§ Required work: Reproduce all of the entries below exactly, without images.

§ Page image transcription data:
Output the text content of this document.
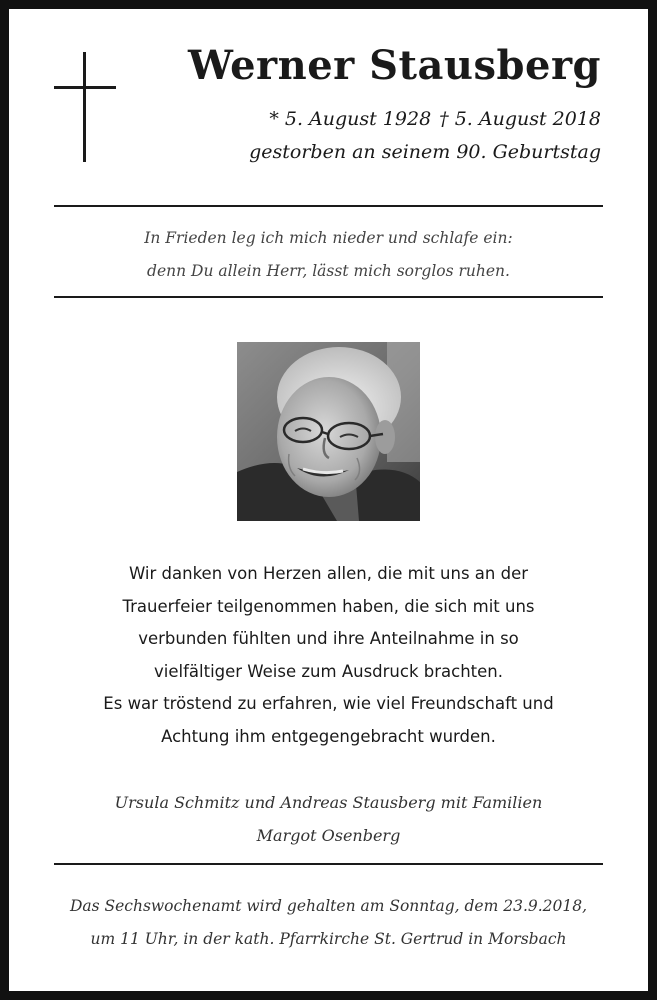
Werner Stausberg
* 5. August 1928 † 5. August 2018
gestorben an seinem 90. Geburtstag
In Frieden leg ich mich nieder und schlafe ein:
denn Du allein Herr, lässt mich sorglos ruhen.
Wir danken von Herzen allen, die mit uns an der
Trauerfeier teilgenommen haben, die sich mit uns
verbunden fühlten und ihre Anteilnahme in so
vielfältiger Weise zum Ausdruck brachten.
Es war tröstend zu erfahren, wie viel Freundschaft und
Achtung ihm entgegengebracht wurden.
Ursula Schmitz und Andreas Stausberg mit Familien
Margot Osenberg
Das Sechswochenamt wird gehalten am Sonntag, dem 23.9.2018,
um 11 Uhr, in der kath. Pfarrkirche St. Gertrud in Morsbach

§ Task result:
Output the text content of this document.
Werner Stausberg
* 5. August 1928 † 5. August 2018
gestorben an seinem 90. Geburtstag
In Frieden leg ich mich nieder und schlafe ein:
denn Du allein Herr, lässt mich sorglos ruhen.
Wir danken von Herzen allen, die mit uns an der
Trauerfeier teilgenommen haben, die sich mit uns
verbunden fühlten und ihre Anteilnahme in so
vielfältiger Weise zum Ausdruck brachten.
Es war tröstend zu erfahren, wie viel Freundschaft und
Achtung ihm entgegengebracht wurden.
Ursula Schmitz und Andreas Stausberg mit Familien
Margot Osenberg
Das Sechswochenamt wird gehalten am Sonntag, dem 23.9.2018,
um 11 Uhr, in der kath. Pfarrkirche St. Gertrud in Morsbach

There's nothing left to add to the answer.